Required work: Omit the pictures, please, and give each record below again exactly.

Excerpted records:
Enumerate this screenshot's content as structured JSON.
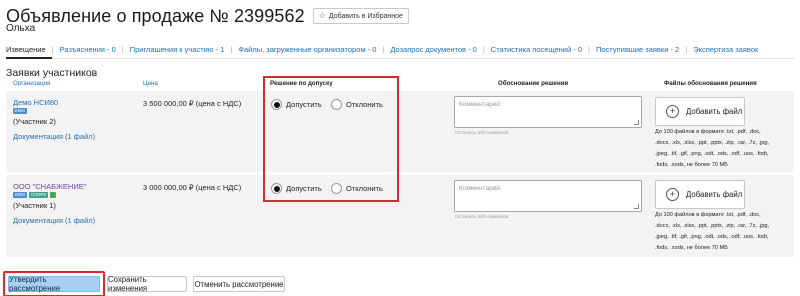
{
  "header": {
    "title": "Объявление о продаже № 2399562",
    "favorite_label": "Добавить в Избранное",
    "company": "Ольха"
  },
  "tabs": [
    "Извещение",
    "Разъяснения - 0",
    "Приглашения к участию - 1",
    "Файлы, загруженные организатором - 0",
    "Дозапрос документов - 0",
    "Статистика посещений - 0",
    "Поступившие заявки - 2",
    "Экспертиза заявок"
  ],
  "section_title": "Заявки участников",
  "columns": {
    "org": "Организация",
    "price": "Цена",
    "decision": "Решение по допуску",
    "reason": "Обоснование решения",
    "files": "Файлы обоснования решения"
  },
  "rows": [
    {
      "org": "Демо НСИ80",
      "badges": [
        "ЕВМ"
      ],
      "participant": "(Участник 2)",
      "docs": "Документация (1 файл)",
      "price": "3 500 000,00 ₽ (цена с НДС)",
      "decision": "admit"
    },
    {
      "org": "ООО \"СНАБЖЕНИЕ\"",
      "badges": [
        "ЕВМ",
        "СПИРК",
        ""
      ],
      "participant": "(Участник 1)",
      "docs": "Документация (1 файл)",
      "price": "3 000 000,00 ₽ (цена с НДС)",
      "decision": "admit"
    }
  ],
  "radio": {
    "admit": "Допустить",
    "reject": "Отклонить"
  },
  "comment": {
    "placeholder": "Комментарий:",
    "hint": "Осталось 500 символов"
  },
  "add_file_label": "Добавить файл",
  "file_note": "До 100 файлов в формате .txt, .pdf, .doc, .docx, .xls, .xlsx, .ppt, .pptx, .zip, .rar, .7z, .jpg, .jpeg, .tif, .gif, .png, .odt, .ods, .odf, .uos, .fodt, .fods, .xods, не более 70 МБ",
  "buttons": {
    "approve": "Утвердить рассмотрение",
    "save": "Сохранить изменения",
    "cancel": "Отменить рассмотрение"
  },
  "colors": {
    "link": "#1f6fb5",
    "highlight": "#d62b2b",
    "primary_button": "#a7d0f3",
    "row_bg": "#f3f3f3"
  }
}
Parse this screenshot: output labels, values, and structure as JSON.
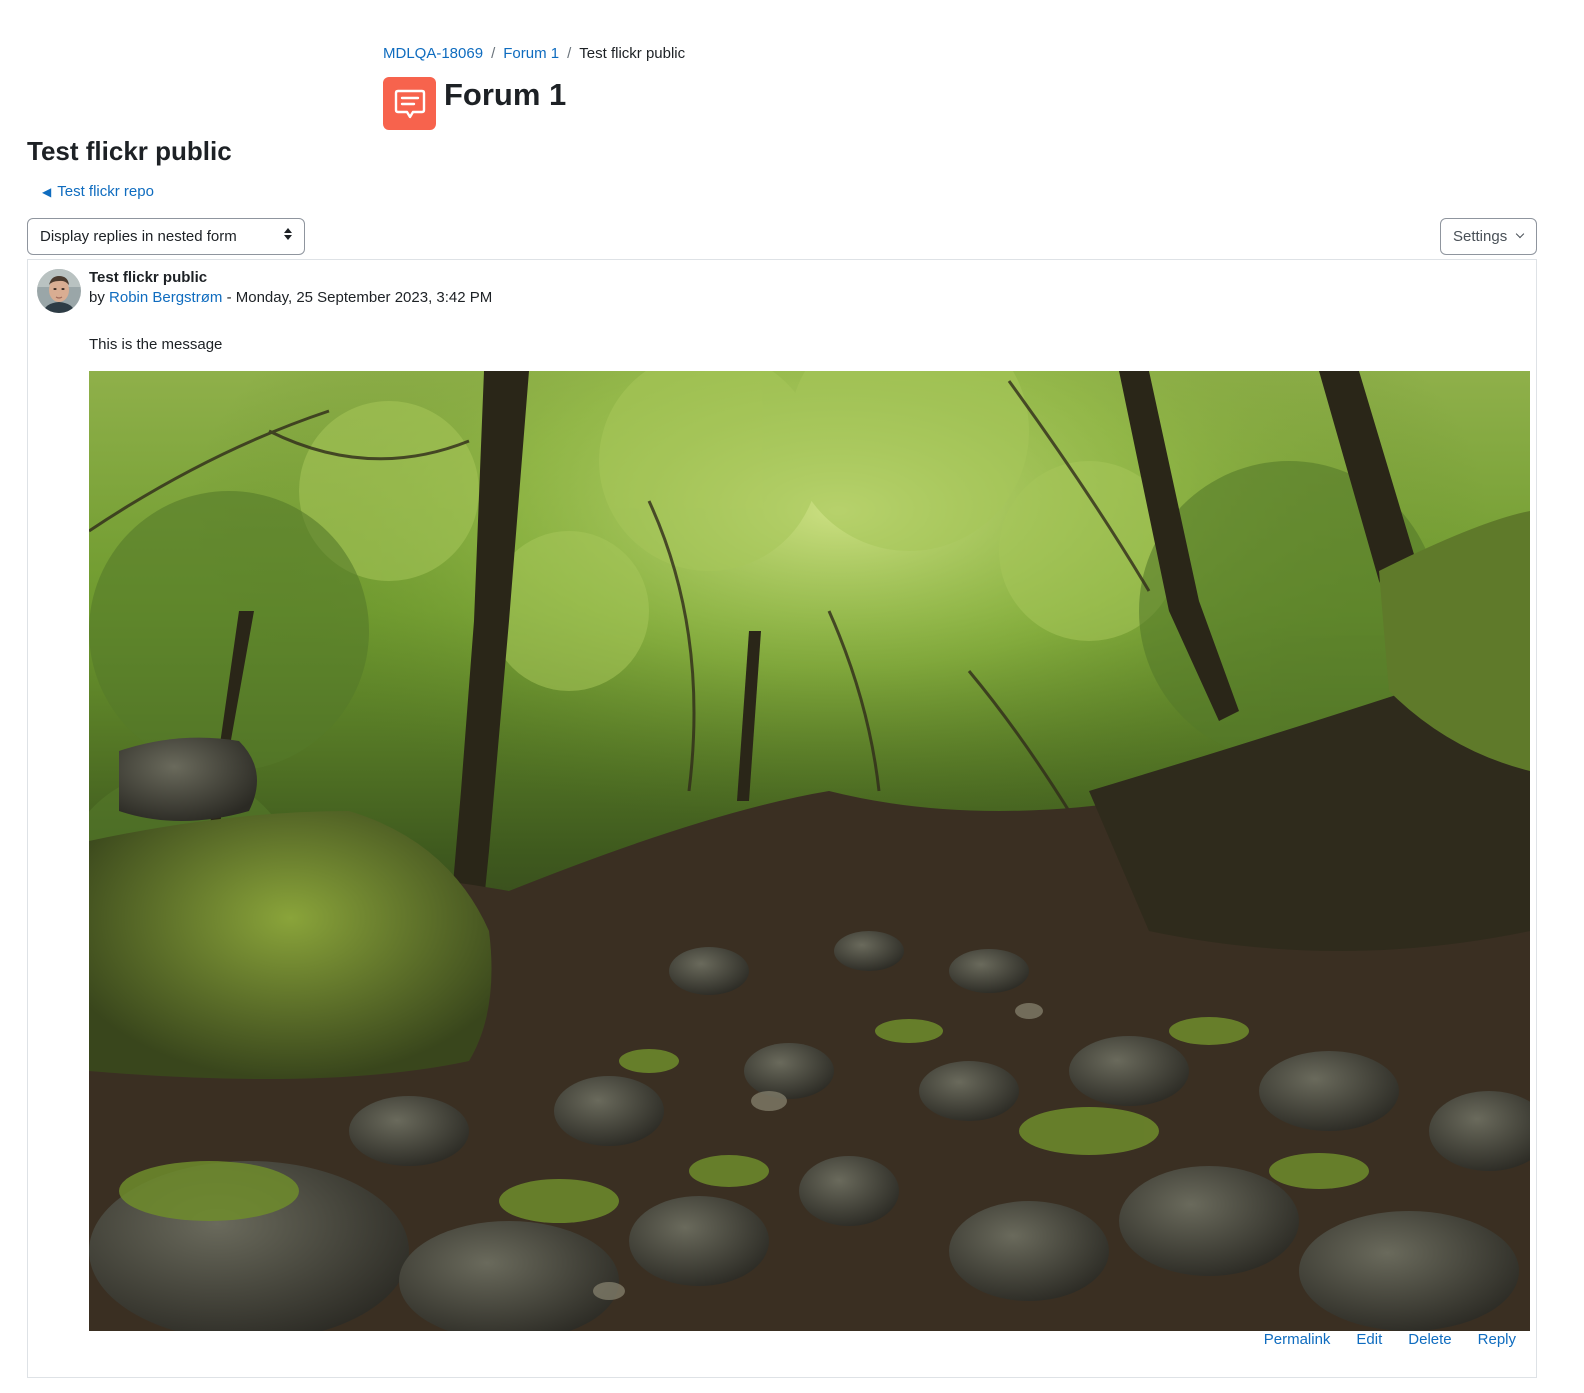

Output:
Enumerate this screenshot's content as structured JSON.
{
  "header": {
    "title": "Объявление о продаже № 2399562",
    "favorite_label": "Добавить в Избранное",
    "company": "Ольха"
  },
  "tabs": [
    "Извещение",
    "Разъяснения - 0",
    "Приглашения к участию - 1",
    "Файлы, загруженные организатором - 0",
    "Дозапрос документов - 0",
    "Статистика посещений - 0",
    "Поступившие заявки - 2",
    "Экспертиза заявок"
  ],
  "section_title": "Заявки участников",
  "columns": {
    "org": "Организация",
    "price": "Цена",
    "decision": "Решение по допуску",
    "reason": "Обоснование решения",
    "files": "Файлы обоснования решения"
  },
  "rows": [
    {
      "org": "Демо НСИ80",
      "badges": [
        "ЕВМ"
      ],
      "participant": "(Участник 2)",
      "docs": "Документация (1 файл)",
      "price": "3 500 000,00 ₽ (цена с НДС)",
      "decision": "admit"
    },
    {
      "org": "ООО \"СНАБЖЕНИЕ\"",
      "badges": [
        "ЕВМ",
        "СПИРК",
        ""
      ],
      "participant": "(Участник 1)",
      "docs": "Документация (1 файл)",
      "price": "3 000 000,00 ₽ (цена с НДС)",
      "decision": "admit"
    }
  ],
  "radio": {
    "admit": "Допустить",
    "reject": "Отклонить"
  },
  "comment": {
    "placeholder": "Комментарий:",
    "hint": "Осталось 500 символов"
  },
  "add_file_label": "Добавить файл",
  "file_note": "До 100 файлов в формате .txt, .pdf, .doc, .docx, .xls, .xlsx, .ppt, .pptx, .zip, .rar, .7z, .jpg, .jpeg, .tif, .gif, .png, .odt, .ods, .odf, .uos, .fodt, .fods, .xods, не более 70 МБ",
  "buttons": {
    "approve": "Утвердить рассмотрение",
    "save": "Сохранить изменения",
    "cancel": "Отменить рассмотрение"
  },
  "colors": {
    "link": "#1f6fb5",
    "highlight": "#d62b2b",
    "primary_button": "#a7d0f3",
    "row_bg": "#f3f3f3"
  }
}
Parse this screenshot: output labels, values, and structure as JSON.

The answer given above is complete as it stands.